» **YOUR GOAL**:
Transcribe only what runs from the line containing "Type out the text in this image." through the final line below, exactly, and leave every picture out.

» **RECORDS FOR THE EXERCISE**:
□ □ □ □

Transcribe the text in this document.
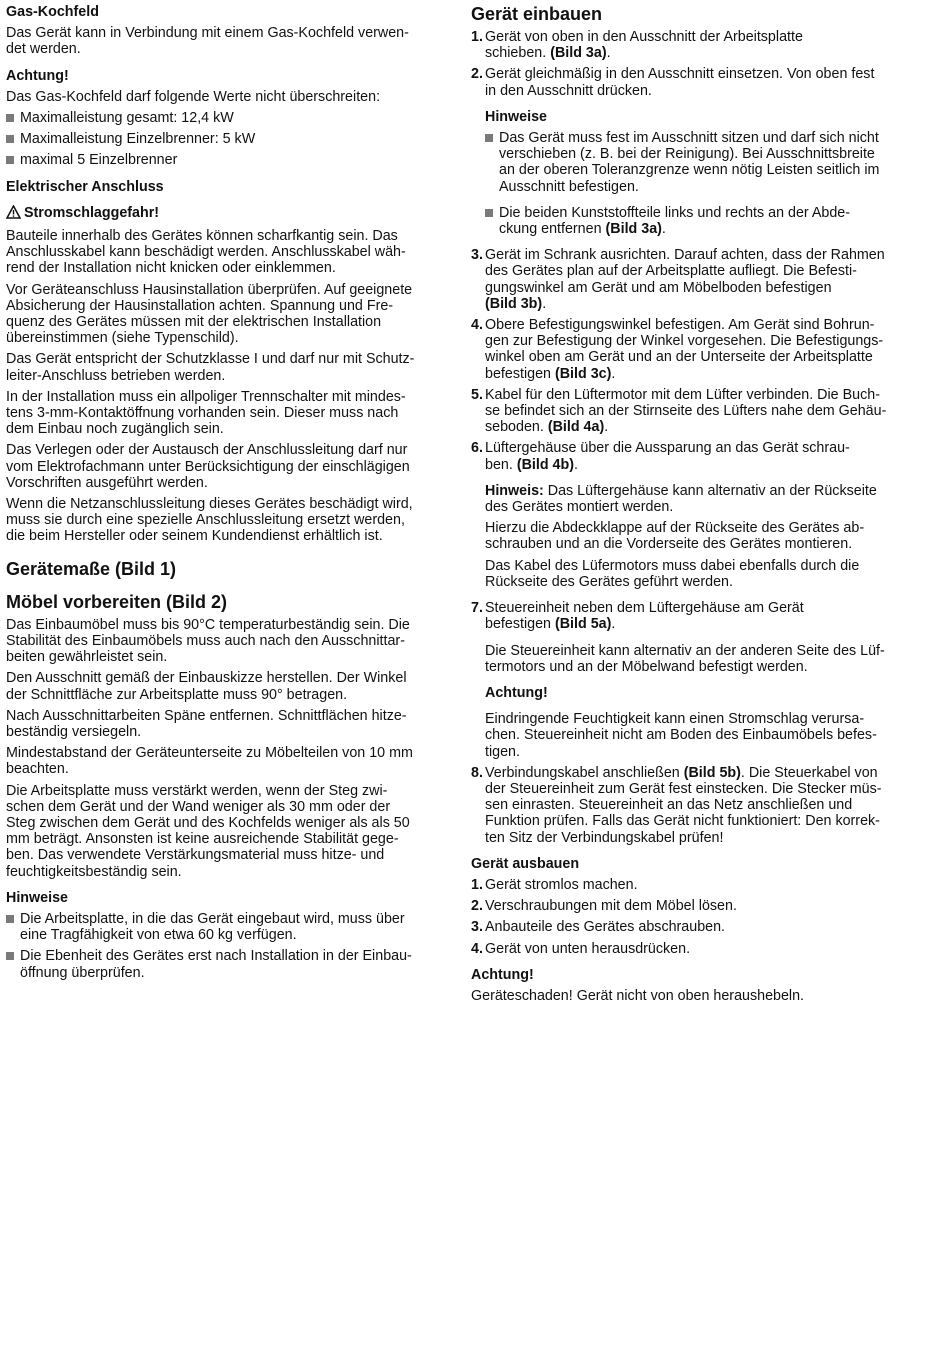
Gas-Kochfeld

Das Gerät kann in Verbindung mit einem Gas-Kochfeld verwen-
det werden.

Achtung!

Das Gas-Kochfeld darf folgende Werte nicht überschreiten:

Maximalleistung gesamt: 12,4 kW

Maximalleistung Einzelbrenner: 5 kW

maximal 5 Einzelbrenner

Elektrischer Anschluss
Stromschlaggefahr!

Bauteile innerhalb des Gerätes können scharfkantig sein. Das
Anschlusskabel kann beschädigt werden. Anschlusskabel wäh-
rend der Installation nicht knicken oder einklemmen.

Vor Geräteanschluss Hausinstallation überprüfen. Auf geeignete
Absicherung der Hausinstallation achten. Spannung und Fre-
quenz des Gerätes müssen mit der elektrischen Installation
übereinstimmen (siehe Typenschild).

Das Gerät entspricht der Schutzklasse I und darf nur mit Schutz-
leiter-Anschluss betrieben werden.

In der Installation muss ein allpoliger Trennschalter mit mindes-
tens 3-mm-Kontaktöffnung vorhanden sein. Dieser muss nach
dem Einbau noch zugänglich sein.

Das Verlegen oder der Austausch der Anschlussleitung darf nur
vom Elektrofachmann unter Berücksichtigung der einschlägigen
Vorschriften ausgeführt werden.

Wenn die Netzanschlussleitung dieses Gerätes beschädigt wird,
muss sie durch eine spezielle Anschlussleitung ersetzt werden,
die beim Hersteller oder seinem Kundendienst erhältlich ist.

Gerätemaße (Bild 1)
Möbel vorbereiten (Bild 2)

Das Einbaumöbel muss bis 90°C temperaturbeständig sein. Die
Stabilität des Einbaumöbels muss auch nach den Ausschnittar-
beiten gewährleistet sein.

Den Ausschnitt gemäß der Einbauskizze herstellen. Der Winkel
der Schnittfläche zur Arbeitsplatte muss 90° betragen.

Nach Ausschnittarbeiten Späne entfernen. Schnittflächen hitze-
beständig versiegeln.

Mindestabstand der Geräteunterseite zu Möbelteilen von 10 mm
beachten.

Die Arbeitsplatte muss verstärkt werden, wenn der Steg zwi-
schen dem Gerät und der Wand weniger als 30 mm oder der
Steg zwischen dem Gerät und des Kochfelds weniger als als 50
mm beträgt. Ansonsten ist keine ausreichende Stabilität gege-
ben. Das verwendete Verstärkungsmaterial muss hitze- und
feuchtigkeitsbeständig sein.

Hinweise

Die Arbeitsplatte, in die das Gerät eingebaut wird, muss über
eine Tragfähigkeit von etwa 60 kg verfügen.

Die Ebenheit des Gerätes erst nach Installation in der Einbau-
öffnung überprüfen.

Gerät einbauen

1. Gerät von oben in den Ausschnitt der Arbeitsplatte
schieben. (Bild 3a).

2. Gerät gleichmäßig in den Ausschnitt einsetzen. Von oben fest
in den Ausschnitt drücken.

Hinweise

Das Gerät muss fest im Ausschnitt sitzen und darf sich nicht
verschieben (z. B. bei der Reinigung). Bei Ausschnittsbreite
an der oberen Toleranzgrenze wenn nötig Leisten seitlich im
Ausschnitt befestigen.

Die beiden Kunststoffteile links und rechts an der Abde-
ckung entfernen (Bild 3a).

3. Gerät im Schrank ausrichten. Darauf achten, dass der Rahmen
des Gerätes plan auf der Arbeitsplatte aufliegt. Die Befesti-
gungswinkel am Gerät und am Möbelboden befestigen
(Bild 3b).

4. Obere Befestigungswinkel befestigen. Am Gerät sind Bohrun-
gen zur Befestigung der Winkel vorgesehen. Die Befestigungs-
winkel oben am Gerät und an der Unterseite der Arbeitsplatte
befestigen (Bild 3c).

5. Kabel für den Lüftermotor mit dem Lüfter verbinden. Die Buch-
se befindet sich an der Stirnseite des Lüfters nahe dem Gehäu-
seboden. (Bild 4a).

6. Lüftergehäuse über die Aussparung an das Gerät schrau-
ben. (Bild 4b).

Hinweis: Das Lüftergehäuse kann alternativ an der Rückseite
des Gerätes montiert werden.

Hierzu die Abdeckklappe auf der Rückseite des Gerätes ab-
schrauben und an die Vorderseite des Gerätes montieren.

Das Kabel des Lüfermotors muss dabei ebenfalls durch die
Rückseite des Gerätes geführt werden.

7. Steuereinheit neben dem Lüftergehäuse am Gerät
befestigen (Bild 5a).

Die Steuereinheit kann alternativ an der anderen Seite des Lüf-
termotors und an der Möbelwand befestigt werden.

Achtung!

Eindringende Feuchtigkeit kann einen Stromschlag verursa-
chen. Steuereinheit nicht am Boden des Einbaumöbels befes-
tigen.

8. Verbindungskabel anschließen (Bild 5b). Die Steuerkabel von
der Steuereinheit zum Gerät fest einstecken. Die Stecker müs-
sen einrasten. Steuereinheit an das Netz anschließen und
Funktion prüfen. Falls das Gerät nicht funktioniert: Den korrek-
ten Sitz der Verbindungskabel prüfen!

Gerät ausbauen

1. Gerät stromlos machen.

2. Verschraubungen mit dem Möbel lösen.

3. Anbauteile des Gerätes abschrauben.

4. Gerät von unten herausdrücken.

Achtung!

Geräteschaden! Gerät nicht von oben heraushebeln.
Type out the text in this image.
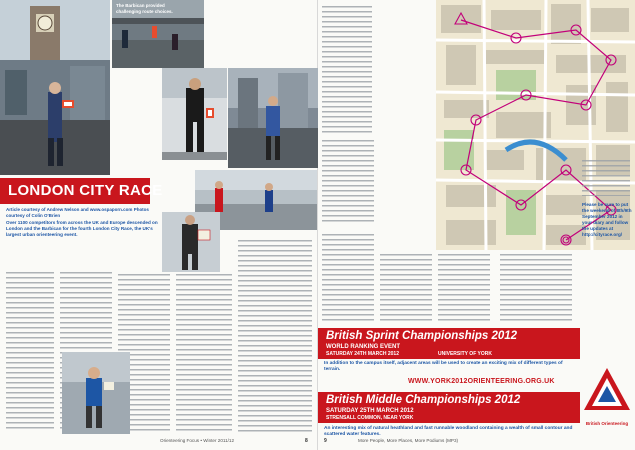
The Barbican provided challenging route choices.
LONDON CITY RACE
Article courtesy of Andrew Nelson and www.ospaporn.com Photos courtesy of Colin O'Brien
Over 1100 competitors from across the UK and Europe descended on London and the Barbican for the fourth London City Race, the UK's largest urban orienteering event.
Orienteering Focus • Winter 2011/12	8
Please be sure to put the weekend of 8th/9th September 2012 in your diary and follow the updates at http://cityrace.org/
British Sprint Championships 2012
WORLD RANKING EVENT
SATURDAY 24TH MARCH 2012	UNIVERSITY OF YORK
In addition to the campus itself, adjacent areas will be used to create an exciting mix of different types of terrain.
WWW.YORK2012ORIENTEERING.ORG.UK
British Middle Championships 2012
SATURDAY 25TH MARCH 2012
STRENSALL COMMON, NEAR YORK
An interesting mix of natural heathland and fast runnable woodland containing a wealth of small contour and scattered water features.
British Orienteering
More People, More Places, More Podiums (MP3)
9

□ □ □ □

» **CORRECT ANSWER**:
Type out the text in this image.
The Barbican provided challenging route choices.
LONDON CITY RACE
Article courtesy of Andrew Nelson and www.ospaporn.com Photos courtesy of Colin O'Brien
Over 1100 competitors from across the UK and Europe descended on London and the Barbican for the fourth London City Race, the UK's largest urban orienteering event.
Orienteering Focus • Winter 2011/12	8
Please be sure to put the weekend of 8th/9th September 2012 in your diary and follow the updates at http://cityrace.org/
British Sprint Championships 2012
WORLD RANKING EVENT
SATURDAY 24TH MARCH 2012	UNIVERSITY OF YORK
In addition to the campus itself, adjacent areas will be used to create an exciting mix of different types of terrain.
WWW.YORK2012ORIENTEERING.ORG.UK
British Middle Championships 2012
SATURDAY 25TH MARCH 2012
STRENSALL COMMON, NEAR YORK
An interesting mix of natural heathland and fast runnable woodland containing a wealth of small contour and scattered water features.
British Orienteering
More People, More Places, More Podiums (MP3)
9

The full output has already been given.